Look through the listing below and give the number of lines that hold "neieslēgties". Say nothing more.

___ Given data ___

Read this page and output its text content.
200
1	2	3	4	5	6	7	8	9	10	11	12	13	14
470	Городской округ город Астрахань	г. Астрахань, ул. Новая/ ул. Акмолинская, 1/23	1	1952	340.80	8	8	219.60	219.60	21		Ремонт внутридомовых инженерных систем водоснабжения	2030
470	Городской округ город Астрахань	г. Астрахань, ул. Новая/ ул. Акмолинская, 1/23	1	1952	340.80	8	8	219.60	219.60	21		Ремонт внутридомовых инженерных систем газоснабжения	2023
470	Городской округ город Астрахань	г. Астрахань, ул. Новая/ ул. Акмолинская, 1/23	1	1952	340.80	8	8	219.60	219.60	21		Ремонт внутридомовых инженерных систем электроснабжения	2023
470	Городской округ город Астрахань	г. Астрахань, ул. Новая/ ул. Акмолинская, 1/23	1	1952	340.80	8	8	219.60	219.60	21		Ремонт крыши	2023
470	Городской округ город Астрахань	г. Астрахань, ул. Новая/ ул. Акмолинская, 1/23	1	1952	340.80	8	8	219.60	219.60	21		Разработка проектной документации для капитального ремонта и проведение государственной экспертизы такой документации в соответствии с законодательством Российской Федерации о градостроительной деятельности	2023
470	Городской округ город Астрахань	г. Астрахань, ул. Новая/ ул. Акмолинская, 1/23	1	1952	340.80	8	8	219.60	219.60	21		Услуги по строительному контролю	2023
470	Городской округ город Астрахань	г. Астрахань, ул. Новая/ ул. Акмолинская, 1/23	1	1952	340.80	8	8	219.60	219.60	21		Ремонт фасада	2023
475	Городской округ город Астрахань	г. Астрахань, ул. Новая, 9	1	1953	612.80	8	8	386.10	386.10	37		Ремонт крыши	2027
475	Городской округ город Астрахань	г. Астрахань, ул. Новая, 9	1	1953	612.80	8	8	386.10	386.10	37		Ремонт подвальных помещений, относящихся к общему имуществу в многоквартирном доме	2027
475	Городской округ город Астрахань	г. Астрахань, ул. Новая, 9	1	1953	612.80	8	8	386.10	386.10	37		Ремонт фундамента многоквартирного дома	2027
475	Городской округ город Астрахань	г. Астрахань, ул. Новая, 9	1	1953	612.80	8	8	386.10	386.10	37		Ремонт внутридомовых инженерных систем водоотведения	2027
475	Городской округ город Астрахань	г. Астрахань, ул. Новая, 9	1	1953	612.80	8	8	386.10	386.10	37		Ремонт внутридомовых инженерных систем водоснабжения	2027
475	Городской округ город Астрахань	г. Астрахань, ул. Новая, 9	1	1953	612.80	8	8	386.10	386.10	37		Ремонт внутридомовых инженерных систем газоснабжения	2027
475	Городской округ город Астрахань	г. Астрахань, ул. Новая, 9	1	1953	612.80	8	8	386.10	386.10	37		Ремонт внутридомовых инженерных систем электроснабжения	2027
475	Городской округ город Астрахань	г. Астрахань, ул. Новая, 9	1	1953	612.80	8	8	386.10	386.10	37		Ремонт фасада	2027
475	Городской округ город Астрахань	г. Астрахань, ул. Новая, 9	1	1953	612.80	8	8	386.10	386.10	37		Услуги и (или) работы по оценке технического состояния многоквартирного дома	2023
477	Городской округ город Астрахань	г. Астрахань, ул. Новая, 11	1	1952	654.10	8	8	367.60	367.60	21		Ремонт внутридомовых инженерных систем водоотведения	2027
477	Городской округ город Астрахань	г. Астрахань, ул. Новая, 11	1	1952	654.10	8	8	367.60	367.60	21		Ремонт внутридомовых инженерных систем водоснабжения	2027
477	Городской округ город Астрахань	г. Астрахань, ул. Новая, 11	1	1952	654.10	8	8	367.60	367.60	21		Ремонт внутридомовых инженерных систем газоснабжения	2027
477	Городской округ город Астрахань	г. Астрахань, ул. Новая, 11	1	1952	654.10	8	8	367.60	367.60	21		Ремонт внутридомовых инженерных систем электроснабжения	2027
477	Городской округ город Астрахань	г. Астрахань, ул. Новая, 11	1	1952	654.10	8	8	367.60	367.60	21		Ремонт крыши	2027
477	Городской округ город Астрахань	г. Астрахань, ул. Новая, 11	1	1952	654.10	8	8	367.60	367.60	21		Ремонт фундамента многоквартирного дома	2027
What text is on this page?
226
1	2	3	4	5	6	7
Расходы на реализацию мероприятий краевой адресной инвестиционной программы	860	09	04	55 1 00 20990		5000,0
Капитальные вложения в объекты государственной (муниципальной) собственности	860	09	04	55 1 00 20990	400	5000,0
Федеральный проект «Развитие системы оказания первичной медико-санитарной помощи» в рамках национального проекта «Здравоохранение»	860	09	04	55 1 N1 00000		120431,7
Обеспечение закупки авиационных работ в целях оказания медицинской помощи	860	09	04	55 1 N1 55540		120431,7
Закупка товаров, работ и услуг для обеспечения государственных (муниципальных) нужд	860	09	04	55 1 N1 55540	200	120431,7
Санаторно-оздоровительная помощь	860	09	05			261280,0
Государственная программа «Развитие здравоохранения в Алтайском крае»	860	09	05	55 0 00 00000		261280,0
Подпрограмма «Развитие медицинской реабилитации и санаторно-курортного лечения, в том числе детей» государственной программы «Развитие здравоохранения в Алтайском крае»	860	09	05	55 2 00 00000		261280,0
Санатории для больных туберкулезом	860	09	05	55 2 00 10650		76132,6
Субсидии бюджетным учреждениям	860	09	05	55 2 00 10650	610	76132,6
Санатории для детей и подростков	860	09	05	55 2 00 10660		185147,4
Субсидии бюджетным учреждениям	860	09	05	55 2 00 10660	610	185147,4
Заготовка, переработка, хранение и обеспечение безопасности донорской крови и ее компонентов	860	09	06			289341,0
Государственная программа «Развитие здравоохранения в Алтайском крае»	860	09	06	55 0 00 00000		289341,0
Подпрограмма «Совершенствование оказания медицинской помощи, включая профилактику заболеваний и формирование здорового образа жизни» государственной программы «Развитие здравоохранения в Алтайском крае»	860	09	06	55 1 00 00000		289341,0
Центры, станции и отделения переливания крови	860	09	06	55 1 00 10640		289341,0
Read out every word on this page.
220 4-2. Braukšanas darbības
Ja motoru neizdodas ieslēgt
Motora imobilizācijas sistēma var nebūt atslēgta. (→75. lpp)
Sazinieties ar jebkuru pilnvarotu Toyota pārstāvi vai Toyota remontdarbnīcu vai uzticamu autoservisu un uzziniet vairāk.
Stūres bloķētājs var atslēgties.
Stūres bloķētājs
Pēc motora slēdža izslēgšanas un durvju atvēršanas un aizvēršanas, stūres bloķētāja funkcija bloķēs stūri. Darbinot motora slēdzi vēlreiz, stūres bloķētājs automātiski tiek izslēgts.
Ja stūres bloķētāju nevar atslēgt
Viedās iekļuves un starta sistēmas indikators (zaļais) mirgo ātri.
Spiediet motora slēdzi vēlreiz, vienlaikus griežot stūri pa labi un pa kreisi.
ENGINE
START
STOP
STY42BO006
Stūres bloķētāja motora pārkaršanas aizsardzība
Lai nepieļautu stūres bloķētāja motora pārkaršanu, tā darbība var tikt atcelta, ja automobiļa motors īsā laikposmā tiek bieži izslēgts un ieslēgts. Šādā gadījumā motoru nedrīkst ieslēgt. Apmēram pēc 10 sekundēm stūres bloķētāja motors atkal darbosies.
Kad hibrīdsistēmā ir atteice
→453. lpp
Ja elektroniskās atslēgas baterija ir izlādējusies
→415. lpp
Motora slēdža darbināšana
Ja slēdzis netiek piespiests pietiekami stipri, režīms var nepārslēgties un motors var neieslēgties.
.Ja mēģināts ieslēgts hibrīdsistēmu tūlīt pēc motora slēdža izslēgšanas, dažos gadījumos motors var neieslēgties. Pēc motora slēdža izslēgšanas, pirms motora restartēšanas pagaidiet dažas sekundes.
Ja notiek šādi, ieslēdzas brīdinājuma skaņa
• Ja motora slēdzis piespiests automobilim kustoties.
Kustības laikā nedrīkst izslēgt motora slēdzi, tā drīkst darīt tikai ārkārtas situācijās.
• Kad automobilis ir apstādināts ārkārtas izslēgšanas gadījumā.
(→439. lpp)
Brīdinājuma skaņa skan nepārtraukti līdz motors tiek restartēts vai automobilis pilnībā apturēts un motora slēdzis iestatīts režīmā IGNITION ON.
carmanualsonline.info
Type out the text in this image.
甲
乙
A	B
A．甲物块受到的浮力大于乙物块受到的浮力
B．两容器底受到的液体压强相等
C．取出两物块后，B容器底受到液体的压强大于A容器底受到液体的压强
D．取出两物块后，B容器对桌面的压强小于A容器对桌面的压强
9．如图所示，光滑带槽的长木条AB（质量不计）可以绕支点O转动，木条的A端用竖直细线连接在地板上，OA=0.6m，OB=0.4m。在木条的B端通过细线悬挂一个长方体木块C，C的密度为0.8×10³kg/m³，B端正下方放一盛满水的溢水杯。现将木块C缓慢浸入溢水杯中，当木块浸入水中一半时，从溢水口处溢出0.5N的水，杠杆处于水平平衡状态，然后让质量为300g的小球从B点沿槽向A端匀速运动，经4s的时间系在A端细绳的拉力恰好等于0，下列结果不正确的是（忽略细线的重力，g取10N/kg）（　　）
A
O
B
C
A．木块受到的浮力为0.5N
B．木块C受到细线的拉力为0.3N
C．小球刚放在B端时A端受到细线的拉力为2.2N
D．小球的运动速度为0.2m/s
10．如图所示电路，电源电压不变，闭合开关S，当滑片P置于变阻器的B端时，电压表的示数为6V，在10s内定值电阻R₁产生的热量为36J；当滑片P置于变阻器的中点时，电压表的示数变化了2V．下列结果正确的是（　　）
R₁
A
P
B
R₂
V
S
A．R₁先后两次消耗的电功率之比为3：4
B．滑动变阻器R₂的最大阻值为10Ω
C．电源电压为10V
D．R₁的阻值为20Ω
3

___

# Exercise answer
2